### Source document
=== Section Start ===

Never have a picture of a well-adjusted African on the cover of your book, or in it, unless that African has won the Nobel Prize. An AK-47, prominent ribs, naked breasts: use these. If you must include an African, make sure you get one in Masai or Zulu or Dogon dress.
In your text, treat Africa as if it were one country. It is hot and dusty with rolling grasslands and huge herds of animals and tall, thin people who are starving. Or it is hot and steamy with very short people who eat primates. Don’t get bogged down with precise descriptions.
Africa is big: fifty-four countries, 900 million people who are too busy starving and dying and warring and emigrating to read your book. The continent is full of deserts, jungles, highlands, savannahs and many other things, but your reader doesn’t care about all that, so keep your descriptions romantic and evocative and unparticular.
The above are not my words but those of a friend satirising how western media views and reports Africa. To the average westerner, Africa is synonymous with war, famine, disease and all kinds of disaster. This image is reinforced by what has become known as the ‘bad news syndrome’, under which all the positive developments taking place on the continent are not deemed to be newsworthy and therefore go unreported.
This practice is underpinned by the so-called aid and international charity organisations that bombard the western psyche with constant images war, famine, disease or disaster-stricken men, women and children on television screens on an almost daily basis. As an African, I find such reports misleading and often insulting. And as a journalist, I deem such subjective reportage as professionally bankrupt. It is said that no news is good news. But I often ask, is all good news bad?
According to a survey by the Global Peace Index (GPI) 2011 that measures the relative position of nations’ and regions’ peacefulness, there was a dearth of reporting on the successful African countries last year. Botswana, Africa’s highest scoring country on the GPI received a total of three reports, Malawi (two reports), Ghana (eight reports) and Mozambique (15 reports). Coverage on these countries spread across 29 networks from 11 countries in a one-year period.

=== Section End ===

### Exercise instructions
Carry on the piece about Western media coverage of Africa, starting after its final sentence.

### Records shown
=== Section Start ===

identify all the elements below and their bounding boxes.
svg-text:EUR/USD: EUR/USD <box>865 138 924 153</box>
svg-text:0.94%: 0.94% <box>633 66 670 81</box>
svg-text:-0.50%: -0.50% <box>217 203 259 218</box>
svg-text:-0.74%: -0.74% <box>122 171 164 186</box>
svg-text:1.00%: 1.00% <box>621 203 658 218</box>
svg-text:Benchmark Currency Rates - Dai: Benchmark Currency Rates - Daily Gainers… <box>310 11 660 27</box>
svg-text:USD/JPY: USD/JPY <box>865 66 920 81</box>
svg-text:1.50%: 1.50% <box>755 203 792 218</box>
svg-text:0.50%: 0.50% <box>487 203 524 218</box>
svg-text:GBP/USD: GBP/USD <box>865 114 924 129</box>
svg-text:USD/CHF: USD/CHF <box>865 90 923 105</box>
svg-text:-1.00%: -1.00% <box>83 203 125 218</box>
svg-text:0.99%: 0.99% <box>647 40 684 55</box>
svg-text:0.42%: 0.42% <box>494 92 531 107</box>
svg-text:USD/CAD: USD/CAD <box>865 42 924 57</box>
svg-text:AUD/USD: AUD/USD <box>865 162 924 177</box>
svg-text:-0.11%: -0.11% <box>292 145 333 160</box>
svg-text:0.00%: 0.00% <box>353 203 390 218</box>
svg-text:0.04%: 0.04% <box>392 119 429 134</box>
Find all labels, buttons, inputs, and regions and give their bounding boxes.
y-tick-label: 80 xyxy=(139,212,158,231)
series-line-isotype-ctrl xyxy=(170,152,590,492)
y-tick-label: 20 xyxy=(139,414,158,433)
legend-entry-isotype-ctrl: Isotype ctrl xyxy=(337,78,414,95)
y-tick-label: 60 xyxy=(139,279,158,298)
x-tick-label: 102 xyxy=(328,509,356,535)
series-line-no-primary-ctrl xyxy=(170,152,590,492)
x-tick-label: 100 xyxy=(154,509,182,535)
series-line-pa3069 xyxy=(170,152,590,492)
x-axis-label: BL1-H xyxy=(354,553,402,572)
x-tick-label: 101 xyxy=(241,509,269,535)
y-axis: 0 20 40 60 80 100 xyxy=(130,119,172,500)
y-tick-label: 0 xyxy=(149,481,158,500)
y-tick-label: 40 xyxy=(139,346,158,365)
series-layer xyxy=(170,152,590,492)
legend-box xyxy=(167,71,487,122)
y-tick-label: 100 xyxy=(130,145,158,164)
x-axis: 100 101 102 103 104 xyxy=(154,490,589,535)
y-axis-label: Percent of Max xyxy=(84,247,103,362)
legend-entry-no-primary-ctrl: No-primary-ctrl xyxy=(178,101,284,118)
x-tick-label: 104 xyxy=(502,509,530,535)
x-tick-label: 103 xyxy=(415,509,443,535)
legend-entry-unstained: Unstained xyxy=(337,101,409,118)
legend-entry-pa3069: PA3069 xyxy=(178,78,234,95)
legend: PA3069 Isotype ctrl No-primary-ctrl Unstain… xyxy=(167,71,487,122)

=== Section End ===

### Response for this exercise
‘In other words, it is unlikely that television viewers around the world would have had any other opinion about these countries but existing stereotype,’ the GPI said. Mozambique, in particular, is suffering from the perception created by massive floods in 2002, which has seen devastation and social impacts. The reality, however, is that the country has since not just recovered, but shown excellent signs of economic success.
Taking the historical events in North Africa last year as a case study, it would be easy to attribute the extensive focus on instability issues to the intense coverage of the Arab Spring. However, according to South Africa-based media research group Media Tenor, a long-term trend of instability reporting was catalysed by events of the Arab Spring. Data provided by Media Tenor indicates that instability coverage on West Africa, for instance, increased over the past three years, rising from 40 per cent of total coverage in 2009 to 62 per cent of total coverage in 2011.
A focus on instability in Central Africa, albeit in very low volumes, has increased from 40 per cent to 50 per cent. East Africa, particularly since Kenya’s recovery from political turmoil during and after the 2007 general elections, shows a slight decline in instability issues, falling from 70 per cent to 59 per cent in 2011.
That is why I applaud western publications like the Economist that are trying to debunk the popular notion that nothing good happens in Africa. The cover story of the December 3 2011 edition of the esteemed magazine paints a good picture of the changing Africa that often goes unreported. It said, among other things that, ‘after decades of slow growth, Africa has a real chance to follow in the footsteps of Asia.’
There are still a number of setbacks in Africa, but the continent is getting its act together, with many countries having improved on their ratings in the various indices that exist to measure competitiveness, quality of life, safety and other important factors. In 1980, just 28 per cent of Africans lived in cities. Today, 40 per cent of the continent’s one billion people do—a proportion roughly comparable to China’s and larger than India’s. By 2030, that share is projected to rise to 50 per cent, and Africa’s top 18 cities will have a combined spending power of $1.3 trillion.
Also, many Africans are joining the ranks of the world’s consumers. In 2000, roughly 59 million households on the continent had $5,000 or more in income—above which they start spending roughly half of it on non-food items. By 2014, the number of such households could reach 106 million. Africa already has more middle-class households (defined as those with incomes of $20,000 or above) than India. Africa’s rising consumption will create more demand for local products, sparking a cycle of increasing domestic growth. These are some of the good news that most of the western media choose to bury because they don’t boost circulation or make compelling viewing to boost ratings!